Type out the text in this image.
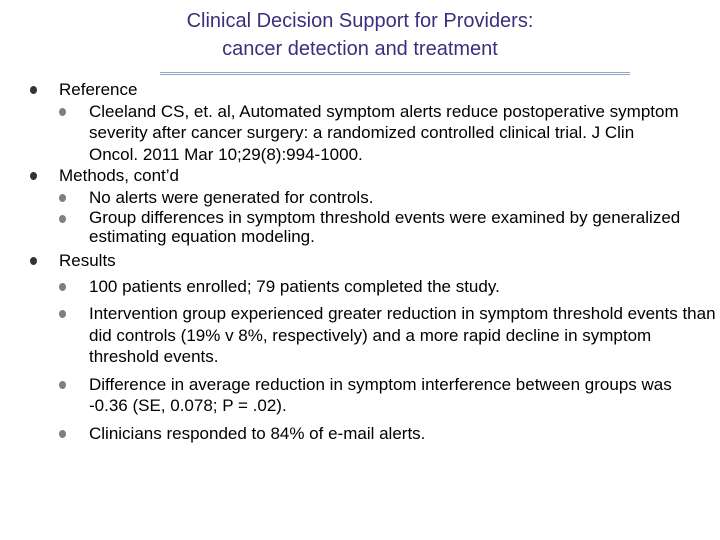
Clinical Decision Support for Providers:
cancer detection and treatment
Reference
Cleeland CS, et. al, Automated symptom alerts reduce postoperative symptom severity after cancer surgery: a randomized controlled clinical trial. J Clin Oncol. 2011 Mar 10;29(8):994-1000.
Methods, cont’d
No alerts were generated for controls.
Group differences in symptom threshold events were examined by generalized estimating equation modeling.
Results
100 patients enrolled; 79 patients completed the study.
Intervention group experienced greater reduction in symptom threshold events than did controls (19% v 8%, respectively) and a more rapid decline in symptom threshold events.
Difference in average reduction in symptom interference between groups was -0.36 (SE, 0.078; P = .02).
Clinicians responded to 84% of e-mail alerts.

--

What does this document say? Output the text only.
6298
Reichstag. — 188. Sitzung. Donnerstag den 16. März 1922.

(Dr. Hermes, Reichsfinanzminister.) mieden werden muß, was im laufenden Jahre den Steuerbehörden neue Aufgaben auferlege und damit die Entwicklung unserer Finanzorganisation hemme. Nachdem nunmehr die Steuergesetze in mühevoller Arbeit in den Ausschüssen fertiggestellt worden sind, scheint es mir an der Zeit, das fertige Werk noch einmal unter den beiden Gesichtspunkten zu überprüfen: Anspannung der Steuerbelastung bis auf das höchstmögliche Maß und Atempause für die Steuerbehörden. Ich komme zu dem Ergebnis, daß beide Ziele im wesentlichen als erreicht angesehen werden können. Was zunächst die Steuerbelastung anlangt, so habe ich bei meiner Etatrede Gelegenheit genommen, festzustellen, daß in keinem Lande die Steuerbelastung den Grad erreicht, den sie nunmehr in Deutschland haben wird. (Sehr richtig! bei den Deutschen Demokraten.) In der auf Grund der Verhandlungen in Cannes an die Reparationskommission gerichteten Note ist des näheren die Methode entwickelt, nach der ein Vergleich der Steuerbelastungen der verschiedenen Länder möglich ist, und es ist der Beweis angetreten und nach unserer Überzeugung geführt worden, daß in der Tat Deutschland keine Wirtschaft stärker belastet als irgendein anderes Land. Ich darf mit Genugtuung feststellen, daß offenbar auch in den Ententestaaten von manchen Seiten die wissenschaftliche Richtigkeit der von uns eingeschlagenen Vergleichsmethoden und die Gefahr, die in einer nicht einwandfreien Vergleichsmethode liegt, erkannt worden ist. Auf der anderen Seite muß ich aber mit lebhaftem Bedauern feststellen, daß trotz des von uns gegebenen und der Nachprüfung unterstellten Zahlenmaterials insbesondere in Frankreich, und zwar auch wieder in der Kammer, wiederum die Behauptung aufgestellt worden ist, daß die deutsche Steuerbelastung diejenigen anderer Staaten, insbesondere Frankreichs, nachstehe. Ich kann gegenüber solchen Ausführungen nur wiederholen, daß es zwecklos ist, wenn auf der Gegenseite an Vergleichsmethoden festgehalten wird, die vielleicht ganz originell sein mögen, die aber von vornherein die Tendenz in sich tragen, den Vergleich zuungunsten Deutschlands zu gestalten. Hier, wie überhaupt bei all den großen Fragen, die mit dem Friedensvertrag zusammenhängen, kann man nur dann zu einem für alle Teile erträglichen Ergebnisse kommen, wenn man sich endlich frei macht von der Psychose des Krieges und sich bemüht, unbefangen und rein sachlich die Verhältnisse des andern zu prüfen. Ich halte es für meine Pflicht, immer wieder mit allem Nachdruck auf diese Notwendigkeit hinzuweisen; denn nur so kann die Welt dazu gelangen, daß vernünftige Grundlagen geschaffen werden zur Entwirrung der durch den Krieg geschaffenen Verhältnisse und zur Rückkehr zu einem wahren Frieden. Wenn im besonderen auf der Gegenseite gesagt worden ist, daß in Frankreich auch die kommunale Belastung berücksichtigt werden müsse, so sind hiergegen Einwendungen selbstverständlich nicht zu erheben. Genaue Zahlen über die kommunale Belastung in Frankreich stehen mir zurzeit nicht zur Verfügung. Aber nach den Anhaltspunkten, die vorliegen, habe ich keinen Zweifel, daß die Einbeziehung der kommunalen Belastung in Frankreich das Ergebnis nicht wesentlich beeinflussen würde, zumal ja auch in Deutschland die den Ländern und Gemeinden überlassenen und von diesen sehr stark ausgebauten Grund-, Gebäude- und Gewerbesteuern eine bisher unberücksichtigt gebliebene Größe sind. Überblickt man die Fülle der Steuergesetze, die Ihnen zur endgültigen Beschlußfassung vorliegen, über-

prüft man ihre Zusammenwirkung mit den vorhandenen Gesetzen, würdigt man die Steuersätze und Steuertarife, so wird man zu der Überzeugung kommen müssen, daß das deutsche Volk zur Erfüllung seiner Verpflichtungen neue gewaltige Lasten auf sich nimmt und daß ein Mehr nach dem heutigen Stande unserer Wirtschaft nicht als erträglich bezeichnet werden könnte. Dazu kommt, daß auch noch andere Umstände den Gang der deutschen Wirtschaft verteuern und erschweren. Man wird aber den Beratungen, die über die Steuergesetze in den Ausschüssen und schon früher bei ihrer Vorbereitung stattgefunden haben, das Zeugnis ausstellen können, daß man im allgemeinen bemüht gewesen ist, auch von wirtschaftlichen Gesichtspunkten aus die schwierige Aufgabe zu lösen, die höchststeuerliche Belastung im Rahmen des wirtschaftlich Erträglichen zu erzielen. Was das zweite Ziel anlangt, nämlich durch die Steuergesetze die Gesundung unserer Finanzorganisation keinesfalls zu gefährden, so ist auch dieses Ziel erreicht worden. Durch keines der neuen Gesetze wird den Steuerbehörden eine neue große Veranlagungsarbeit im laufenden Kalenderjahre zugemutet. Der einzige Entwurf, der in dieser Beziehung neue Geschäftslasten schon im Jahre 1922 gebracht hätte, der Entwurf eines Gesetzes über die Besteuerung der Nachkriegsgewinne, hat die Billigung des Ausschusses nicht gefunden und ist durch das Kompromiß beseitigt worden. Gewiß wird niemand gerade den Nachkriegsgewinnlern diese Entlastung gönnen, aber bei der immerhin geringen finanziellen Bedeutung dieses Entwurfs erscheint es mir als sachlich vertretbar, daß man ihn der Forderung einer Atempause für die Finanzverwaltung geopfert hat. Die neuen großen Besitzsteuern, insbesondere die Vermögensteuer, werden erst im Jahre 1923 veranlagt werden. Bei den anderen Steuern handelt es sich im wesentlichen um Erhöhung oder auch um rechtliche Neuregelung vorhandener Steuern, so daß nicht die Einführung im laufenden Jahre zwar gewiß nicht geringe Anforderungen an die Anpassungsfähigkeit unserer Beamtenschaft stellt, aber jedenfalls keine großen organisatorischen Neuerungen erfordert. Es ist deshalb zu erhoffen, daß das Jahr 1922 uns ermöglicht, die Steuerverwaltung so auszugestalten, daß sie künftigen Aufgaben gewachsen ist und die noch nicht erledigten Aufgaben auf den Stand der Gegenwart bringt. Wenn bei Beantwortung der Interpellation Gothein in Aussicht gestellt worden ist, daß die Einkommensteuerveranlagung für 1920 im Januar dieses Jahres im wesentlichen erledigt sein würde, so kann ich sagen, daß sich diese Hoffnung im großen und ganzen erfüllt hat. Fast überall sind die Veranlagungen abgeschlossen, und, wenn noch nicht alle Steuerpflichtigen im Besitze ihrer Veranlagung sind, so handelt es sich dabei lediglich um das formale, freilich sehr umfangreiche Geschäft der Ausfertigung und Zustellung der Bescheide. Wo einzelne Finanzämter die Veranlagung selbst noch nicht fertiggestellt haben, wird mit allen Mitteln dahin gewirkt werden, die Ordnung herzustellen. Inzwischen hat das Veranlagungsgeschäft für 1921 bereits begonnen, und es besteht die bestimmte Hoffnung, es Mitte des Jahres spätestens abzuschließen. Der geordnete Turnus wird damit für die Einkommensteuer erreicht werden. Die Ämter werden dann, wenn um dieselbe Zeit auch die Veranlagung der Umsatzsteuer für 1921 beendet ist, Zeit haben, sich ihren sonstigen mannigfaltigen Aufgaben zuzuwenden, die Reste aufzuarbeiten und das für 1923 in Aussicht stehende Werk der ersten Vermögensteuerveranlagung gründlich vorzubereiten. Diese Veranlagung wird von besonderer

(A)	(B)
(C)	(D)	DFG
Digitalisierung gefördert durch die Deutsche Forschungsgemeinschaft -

WHAT YOU ARE ASKED TO DO :: Where a line in the entries holds "text", copy that line.

RESPONSE ::
Type out the text in this image.
What does this document say? Output the text only.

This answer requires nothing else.